§ Task
Every record below should be printed exactly as given.
--- BEGIN ---
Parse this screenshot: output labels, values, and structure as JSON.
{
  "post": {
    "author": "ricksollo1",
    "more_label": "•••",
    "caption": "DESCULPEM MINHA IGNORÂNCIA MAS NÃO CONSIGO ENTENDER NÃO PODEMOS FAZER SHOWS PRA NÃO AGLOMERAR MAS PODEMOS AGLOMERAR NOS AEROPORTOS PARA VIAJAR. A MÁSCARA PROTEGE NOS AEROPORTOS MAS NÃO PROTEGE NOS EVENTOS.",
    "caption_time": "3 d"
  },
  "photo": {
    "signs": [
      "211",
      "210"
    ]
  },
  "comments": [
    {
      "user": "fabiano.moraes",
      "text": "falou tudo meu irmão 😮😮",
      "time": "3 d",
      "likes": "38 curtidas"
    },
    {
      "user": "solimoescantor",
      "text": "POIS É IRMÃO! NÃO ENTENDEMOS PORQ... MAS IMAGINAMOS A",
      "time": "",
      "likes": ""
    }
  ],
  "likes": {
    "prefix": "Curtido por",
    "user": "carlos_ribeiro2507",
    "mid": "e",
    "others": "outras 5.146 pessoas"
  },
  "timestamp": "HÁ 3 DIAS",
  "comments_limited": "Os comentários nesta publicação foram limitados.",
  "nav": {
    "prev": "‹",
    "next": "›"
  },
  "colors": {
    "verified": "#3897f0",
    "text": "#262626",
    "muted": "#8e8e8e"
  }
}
--- END ---
§ Exercise output
Parse this screenshot: output labels, values, and structure as JSON.
{
  "post": {
    "author": "ricksollo1",
    "more_label": "•••",
    "caption": "DESCULPEM MINHA IGNORÂNCIA MAS NÃO CONSIGO ENTENDER NÃO PODEMOS FAZER SHOWS PRA NÃO AGLOMERAR MAS PODEMOS AGLOMERAR NOS AEROPORTOS PARA VIAJAR. A MÁSCARA PROTEGE NOS AEROPORTOS MAS NÃO PROTEGE NOS EVENTOS.",
    "caption_time": "3 d"
  },
  "photo": {
    "signs": [
      "211",
      "210"
    ]
  },
  "comments": [
    {
      "user": "fabiano.moraes",
      "text": "falou tudo meu irmão 😮😮",
      "time": "3 d",
      "likes": "38 curtidas"
    },
    {
      "user": "solimoescantor",
      "text": "POIS É IRMÃO! NÃO ENTENDEMOS PORQ... MAS IMAGINAMOS A",
      "time": "",
      "likes": ""
    }
  ],
  "likes": {
    "prefix": "Curtido por",
    "user": "carlos_ribeiro2507",
    "mid": "e",
    "others": "outras 5.146 pessoas"
  },
  "timestamp": "HÁ 3 DIAS",
  "comments_limited": "Os comentários nesta publicação foram limitados.",
  "nav": {
    "prev": "‹",
    "next": "›"
  },
  "colors": {
    "verified": "#3897f0",
    "text": "#262626",
    "muted": "#8e8e8e"
  }
}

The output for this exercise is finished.